Task goal
From the data that follows, report how many lines hold the string "backscatter", giving only the number.

>> start Supplied entries

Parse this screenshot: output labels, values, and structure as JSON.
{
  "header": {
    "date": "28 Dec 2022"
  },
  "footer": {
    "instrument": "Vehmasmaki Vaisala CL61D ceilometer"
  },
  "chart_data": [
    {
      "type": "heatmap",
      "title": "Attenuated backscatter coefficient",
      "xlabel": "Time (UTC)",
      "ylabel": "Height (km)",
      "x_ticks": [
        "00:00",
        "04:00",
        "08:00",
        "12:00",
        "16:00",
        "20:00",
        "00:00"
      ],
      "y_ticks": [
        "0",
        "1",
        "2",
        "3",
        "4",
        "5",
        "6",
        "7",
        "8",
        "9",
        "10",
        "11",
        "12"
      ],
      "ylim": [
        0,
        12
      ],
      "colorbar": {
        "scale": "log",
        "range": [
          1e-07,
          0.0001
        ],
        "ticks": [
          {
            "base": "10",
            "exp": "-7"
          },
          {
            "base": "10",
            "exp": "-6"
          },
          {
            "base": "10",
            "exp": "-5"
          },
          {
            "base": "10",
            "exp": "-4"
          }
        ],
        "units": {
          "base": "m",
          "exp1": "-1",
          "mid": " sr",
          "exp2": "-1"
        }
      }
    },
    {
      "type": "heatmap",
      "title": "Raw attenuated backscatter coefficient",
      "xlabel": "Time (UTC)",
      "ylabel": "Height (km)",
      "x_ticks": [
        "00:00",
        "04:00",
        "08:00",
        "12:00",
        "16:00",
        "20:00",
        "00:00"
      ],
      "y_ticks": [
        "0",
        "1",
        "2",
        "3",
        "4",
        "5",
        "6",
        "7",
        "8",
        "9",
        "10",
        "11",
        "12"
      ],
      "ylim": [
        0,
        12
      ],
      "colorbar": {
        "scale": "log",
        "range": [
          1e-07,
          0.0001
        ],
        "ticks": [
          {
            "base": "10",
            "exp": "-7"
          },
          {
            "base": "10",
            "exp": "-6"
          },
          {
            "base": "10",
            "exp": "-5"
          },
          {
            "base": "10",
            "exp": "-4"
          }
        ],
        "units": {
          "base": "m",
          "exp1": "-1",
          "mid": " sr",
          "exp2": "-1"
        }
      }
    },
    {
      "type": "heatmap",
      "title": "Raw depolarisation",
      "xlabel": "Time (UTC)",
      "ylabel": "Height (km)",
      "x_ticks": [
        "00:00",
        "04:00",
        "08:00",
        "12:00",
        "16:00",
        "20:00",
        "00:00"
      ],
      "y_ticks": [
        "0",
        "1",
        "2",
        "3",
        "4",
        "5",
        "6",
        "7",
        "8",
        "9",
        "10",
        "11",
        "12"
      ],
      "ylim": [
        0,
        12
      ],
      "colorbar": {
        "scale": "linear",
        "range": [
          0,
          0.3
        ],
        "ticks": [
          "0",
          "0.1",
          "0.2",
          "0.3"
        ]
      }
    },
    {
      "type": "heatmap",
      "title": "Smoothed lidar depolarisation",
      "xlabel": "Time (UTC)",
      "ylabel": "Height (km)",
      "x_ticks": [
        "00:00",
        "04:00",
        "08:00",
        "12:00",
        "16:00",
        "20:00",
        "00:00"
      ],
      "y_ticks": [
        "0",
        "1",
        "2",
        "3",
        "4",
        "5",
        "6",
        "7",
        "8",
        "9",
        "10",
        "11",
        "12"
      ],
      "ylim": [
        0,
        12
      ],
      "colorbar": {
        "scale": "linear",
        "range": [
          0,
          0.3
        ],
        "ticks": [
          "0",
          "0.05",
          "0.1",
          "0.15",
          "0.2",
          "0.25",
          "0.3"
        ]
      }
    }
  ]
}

>> end Supplied entries

Output for this exercise
2